- [Exercise objective]: In the records that follow, locate every line with "Variation" and extract it.

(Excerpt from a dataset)
------------------------------------------------

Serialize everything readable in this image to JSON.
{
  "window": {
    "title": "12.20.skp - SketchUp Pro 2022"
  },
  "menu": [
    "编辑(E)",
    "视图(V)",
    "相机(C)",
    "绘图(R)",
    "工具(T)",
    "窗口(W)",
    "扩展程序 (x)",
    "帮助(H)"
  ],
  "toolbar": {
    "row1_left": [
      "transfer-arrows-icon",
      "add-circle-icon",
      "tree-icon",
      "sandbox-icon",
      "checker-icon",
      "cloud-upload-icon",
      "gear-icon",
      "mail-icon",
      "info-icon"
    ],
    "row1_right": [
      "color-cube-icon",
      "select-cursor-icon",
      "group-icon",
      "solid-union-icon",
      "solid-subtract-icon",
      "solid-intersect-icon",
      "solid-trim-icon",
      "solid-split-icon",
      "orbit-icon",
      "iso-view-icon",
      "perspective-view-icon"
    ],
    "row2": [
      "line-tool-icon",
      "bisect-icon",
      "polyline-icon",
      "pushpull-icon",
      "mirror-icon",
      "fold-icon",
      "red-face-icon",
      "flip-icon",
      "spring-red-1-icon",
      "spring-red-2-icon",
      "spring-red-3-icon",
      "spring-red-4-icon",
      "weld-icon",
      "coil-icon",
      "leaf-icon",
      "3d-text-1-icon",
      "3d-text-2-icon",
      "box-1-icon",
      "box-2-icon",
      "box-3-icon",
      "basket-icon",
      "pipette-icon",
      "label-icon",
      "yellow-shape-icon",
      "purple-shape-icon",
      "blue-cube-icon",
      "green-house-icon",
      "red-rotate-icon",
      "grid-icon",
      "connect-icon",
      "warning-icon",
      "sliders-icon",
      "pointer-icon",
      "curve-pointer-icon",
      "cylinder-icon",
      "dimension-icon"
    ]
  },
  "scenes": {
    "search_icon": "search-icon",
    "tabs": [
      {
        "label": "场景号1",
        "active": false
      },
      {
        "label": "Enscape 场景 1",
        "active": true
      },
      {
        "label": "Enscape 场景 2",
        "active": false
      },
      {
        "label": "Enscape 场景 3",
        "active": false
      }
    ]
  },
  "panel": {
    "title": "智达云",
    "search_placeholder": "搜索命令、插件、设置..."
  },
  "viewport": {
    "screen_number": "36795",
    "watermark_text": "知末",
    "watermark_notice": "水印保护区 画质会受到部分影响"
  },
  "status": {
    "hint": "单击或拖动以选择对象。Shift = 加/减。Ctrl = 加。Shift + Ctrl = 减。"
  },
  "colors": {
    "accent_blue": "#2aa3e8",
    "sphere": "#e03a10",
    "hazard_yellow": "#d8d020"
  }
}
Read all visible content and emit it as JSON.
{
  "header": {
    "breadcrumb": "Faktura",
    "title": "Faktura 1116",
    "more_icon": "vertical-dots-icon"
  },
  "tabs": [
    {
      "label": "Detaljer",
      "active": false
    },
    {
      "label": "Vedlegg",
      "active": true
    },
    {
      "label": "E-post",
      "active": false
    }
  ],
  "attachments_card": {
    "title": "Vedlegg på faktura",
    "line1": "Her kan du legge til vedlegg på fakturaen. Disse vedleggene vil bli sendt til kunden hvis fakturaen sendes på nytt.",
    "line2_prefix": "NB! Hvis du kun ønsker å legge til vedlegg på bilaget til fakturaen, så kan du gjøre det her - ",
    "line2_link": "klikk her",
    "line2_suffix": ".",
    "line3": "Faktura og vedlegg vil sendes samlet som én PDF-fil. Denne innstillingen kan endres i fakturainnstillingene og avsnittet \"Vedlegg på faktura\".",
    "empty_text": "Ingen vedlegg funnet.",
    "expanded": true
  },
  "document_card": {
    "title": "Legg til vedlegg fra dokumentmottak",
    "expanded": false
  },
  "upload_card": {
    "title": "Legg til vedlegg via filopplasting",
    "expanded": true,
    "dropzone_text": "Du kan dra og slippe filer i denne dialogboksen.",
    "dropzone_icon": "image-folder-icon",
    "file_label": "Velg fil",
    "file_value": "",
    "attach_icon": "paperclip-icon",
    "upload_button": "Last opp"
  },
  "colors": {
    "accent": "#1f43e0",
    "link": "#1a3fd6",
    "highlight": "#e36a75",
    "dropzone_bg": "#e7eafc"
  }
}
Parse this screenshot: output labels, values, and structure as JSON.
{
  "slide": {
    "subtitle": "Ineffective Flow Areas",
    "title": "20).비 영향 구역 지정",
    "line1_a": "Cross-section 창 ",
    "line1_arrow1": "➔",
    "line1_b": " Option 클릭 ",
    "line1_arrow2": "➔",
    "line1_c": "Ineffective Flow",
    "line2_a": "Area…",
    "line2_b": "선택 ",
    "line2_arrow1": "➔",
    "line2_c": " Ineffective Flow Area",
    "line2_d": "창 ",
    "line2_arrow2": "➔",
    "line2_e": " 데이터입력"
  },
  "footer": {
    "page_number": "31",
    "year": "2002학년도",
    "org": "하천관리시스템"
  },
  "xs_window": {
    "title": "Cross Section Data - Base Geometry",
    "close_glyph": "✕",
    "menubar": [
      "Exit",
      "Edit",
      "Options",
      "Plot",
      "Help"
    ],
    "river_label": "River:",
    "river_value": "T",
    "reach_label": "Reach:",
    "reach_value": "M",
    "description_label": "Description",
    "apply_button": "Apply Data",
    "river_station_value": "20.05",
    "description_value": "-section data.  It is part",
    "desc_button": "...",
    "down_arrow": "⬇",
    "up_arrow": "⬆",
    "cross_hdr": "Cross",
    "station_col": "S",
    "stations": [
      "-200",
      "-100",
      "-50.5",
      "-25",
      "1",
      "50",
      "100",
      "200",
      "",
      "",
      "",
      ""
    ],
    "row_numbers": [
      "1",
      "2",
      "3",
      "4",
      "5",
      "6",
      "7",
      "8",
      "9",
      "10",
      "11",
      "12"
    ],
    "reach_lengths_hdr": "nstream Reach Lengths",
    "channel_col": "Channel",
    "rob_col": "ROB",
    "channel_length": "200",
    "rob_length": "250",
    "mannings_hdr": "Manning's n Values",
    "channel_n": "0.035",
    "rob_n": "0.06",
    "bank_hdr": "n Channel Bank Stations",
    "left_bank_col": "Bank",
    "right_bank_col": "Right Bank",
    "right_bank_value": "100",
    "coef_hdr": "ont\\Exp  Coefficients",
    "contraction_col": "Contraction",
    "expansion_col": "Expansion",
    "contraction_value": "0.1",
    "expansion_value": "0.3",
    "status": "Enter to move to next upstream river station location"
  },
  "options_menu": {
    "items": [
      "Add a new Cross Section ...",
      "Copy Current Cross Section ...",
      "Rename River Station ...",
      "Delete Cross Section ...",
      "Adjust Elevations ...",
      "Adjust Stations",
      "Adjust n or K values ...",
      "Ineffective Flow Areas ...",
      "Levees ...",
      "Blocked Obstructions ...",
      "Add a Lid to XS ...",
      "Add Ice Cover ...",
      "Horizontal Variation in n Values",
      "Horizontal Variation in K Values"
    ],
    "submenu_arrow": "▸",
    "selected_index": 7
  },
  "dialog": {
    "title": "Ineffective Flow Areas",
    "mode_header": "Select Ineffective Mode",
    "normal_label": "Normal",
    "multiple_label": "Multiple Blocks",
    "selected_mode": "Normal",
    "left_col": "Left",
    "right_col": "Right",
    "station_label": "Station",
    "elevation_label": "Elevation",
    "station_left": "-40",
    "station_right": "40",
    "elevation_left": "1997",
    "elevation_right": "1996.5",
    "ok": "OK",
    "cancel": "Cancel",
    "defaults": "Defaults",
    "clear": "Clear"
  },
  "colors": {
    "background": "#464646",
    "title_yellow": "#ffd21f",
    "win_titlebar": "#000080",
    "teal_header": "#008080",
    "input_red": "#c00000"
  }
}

------------------------------------------------

- [Answer in full]:
      "Horizontal Variation in n Values",
      "Horizontal Variation in K Values"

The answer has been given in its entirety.